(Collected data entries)
********************

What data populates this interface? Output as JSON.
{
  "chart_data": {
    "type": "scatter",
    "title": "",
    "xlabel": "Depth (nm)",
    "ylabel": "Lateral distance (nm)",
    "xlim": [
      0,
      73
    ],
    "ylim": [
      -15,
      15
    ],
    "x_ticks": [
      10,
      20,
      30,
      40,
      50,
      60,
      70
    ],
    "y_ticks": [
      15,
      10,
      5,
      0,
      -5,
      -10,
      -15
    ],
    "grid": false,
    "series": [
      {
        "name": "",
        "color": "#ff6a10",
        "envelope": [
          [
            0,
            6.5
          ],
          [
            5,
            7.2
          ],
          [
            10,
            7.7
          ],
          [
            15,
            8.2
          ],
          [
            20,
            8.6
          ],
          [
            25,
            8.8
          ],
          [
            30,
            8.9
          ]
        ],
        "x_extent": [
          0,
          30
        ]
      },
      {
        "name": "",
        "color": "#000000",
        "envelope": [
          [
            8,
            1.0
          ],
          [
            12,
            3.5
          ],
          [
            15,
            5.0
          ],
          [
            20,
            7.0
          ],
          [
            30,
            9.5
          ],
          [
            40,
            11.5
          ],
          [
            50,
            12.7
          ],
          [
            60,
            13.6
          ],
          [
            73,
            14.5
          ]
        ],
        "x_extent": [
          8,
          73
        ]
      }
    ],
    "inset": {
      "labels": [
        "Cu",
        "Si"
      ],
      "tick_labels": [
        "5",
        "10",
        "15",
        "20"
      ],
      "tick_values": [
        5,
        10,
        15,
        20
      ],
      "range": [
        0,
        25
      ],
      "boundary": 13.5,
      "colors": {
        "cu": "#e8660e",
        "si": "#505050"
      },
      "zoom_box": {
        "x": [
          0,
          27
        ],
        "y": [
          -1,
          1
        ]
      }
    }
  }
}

********************

Your objective:
Extract every entry above as it appears.

Written solution:
What data populates this interface? Output as JSON.
{
  "chart_data": {
    "type": "scatter",
    "title": "",
    "xlabel": "Depth (nm)",
    "ylabel": "Lateral distance (nm)",
    "xlim": [
      0,
      73
    ],
    "ylim": [
      -15,
      15
    ],
    "x_ticks": [
      10,
      20,
      30,
      40,
      50,
      60,
      70
    ],
    "y_ticks": [
      15,
      10,
      5,
      0,
      -5,
      -10,
      -15
    ],
    "grid": false,
    "series": [
      {
        "name": "",
        "color": "#ff6a10",
        "envelope": [
          [
            0,
            6.5
          ],
          [
            5,
            7.2
          ],
          [
            10,
            7.7
          ],
          [
            15,
            8.2
          ],
          [
            20,
            8.6
          ],
          [
            25,
            8.8
          ],
          [
            30,
            8.9
          ]
        ],
        "x_extent": [
          0,
          30
        ]
      },
      {
        "name": "",
        "color": "#000000",
        "envelope": [
          [
            8,
            1.0
          ],
          [
            12,
            3.5
          ],
          [
            15,
            5.0
          ],
          [
            20,
            7.0
          ],
          [
            30,
            9.5
          ],
          [
            40,
            11.5
          ],
          [
            50,
            12.7
          ],
          [
            60,
            13.6
          ],
          [
            73,
            14.5
          ]
        ],
        "x_extent": [
          8,
          73
        ]
      }
    ],
    "inset": {
      "labels": [
        "Cu",
        "Si"
      ],
      "tick_labels": [
        "5",
        "10",
        "15",
        "20"
      ],
      "tick_values": [
        5,
        10,
        15,
        20
      ],
      "range": [
        0,
        25
      ],
      "boundary": 13.5,
      "colors": {
        "cu": "#e8660e",
        "si": "#505050"
      },
      "zoom_box": {
        "x": [
          0,
          27
        ],
        "y": [
          -1,
          1
        ]
      }
    }
  }
}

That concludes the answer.